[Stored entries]
┌──

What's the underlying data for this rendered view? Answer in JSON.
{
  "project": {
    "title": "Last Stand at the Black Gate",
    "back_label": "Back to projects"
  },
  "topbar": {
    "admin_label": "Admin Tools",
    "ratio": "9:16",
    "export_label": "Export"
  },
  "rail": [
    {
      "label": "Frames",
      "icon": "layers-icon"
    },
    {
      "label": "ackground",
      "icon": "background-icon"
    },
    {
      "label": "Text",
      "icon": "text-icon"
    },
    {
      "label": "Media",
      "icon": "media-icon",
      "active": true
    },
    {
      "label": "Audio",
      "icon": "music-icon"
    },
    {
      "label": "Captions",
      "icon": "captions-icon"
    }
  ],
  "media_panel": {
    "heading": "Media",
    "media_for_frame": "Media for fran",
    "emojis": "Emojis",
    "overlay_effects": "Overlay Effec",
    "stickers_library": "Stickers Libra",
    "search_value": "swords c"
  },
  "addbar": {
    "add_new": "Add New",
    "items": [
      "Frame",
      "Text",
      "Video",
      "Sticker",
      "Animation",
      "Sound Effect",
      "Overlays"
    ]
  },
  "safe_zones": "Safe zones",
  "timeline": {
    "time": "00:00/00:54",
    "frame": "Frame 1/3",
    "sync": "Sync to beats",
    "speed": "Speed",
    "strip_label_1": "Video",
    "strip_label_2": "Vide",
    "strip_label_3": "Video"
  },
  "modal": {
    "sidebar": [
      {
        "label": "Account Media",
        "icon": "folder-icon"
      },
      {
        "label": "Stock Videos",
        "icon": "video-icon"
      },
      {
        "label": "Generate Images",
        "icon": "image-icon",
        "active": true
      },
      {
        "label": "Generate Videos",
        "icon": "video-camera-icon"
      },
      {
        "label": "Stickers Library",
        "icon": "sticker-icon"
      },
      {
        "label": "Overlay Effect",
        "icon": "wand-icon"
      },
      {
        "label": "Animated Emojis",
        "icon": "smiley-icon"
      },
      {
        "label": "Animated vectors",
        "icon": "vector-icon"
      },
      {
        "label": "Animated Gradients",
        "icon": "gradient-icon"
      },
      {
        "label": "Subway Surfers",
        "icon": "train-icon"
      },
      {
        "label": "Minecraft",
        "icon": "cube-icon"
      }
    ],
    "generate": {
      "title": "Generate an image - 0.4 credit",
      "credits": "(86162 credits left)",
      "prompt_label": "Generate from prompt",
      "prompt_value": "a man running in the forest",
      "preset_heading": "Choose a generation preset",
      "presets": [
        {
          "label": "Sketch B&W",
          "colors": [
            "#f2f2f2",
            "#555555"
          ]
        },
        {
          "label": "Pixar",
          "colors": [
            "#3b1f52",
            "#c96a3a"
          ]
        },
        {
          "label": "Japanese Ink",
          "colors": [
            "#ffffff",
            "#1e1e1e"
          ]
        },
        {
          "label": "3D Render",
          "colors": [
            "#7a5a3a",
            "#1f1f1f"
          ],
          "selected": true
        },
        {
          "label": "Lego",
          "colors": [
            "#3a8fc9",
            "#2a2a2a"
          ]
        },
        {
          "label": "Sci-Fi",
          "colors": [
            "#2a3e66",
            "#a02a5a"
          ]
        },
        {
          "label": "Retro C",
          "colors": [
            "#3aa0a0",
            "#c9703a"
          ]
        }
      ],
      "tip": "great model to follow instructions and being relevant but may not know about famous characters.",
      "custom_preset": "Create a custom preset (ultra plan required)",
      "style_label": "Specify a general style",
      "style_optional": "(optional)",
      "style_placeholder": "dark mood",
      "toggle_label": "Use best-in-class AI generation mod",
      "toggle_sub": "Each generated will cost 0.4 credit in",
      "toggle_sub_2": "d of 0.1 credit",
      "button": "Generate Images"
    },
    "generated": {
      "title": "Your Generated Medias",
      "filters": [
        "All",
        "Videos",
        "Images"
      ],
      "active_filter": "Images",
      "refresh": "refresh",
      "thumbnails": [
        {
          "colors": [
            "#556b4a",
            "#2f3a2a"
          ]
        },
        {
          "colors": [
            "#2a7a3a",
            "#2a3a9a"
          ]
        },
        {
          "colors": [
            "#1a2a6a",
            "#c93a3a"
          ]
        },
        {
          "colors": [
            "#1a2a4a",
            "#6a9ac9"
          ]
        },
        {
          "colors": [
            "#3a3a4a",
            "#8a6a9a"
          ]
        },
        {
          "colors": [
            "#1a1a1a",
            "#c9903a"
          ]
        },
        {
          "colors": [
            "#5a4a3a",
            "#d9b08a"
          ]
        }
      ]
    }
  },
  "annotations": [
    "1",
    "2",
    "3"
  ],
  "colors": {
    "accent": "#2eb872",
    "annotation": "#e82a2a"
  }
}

└──

Pick out every line above that holds the word "true" and copy it.

> _Task solution_
      "active": true
        "active": true
          "selected": true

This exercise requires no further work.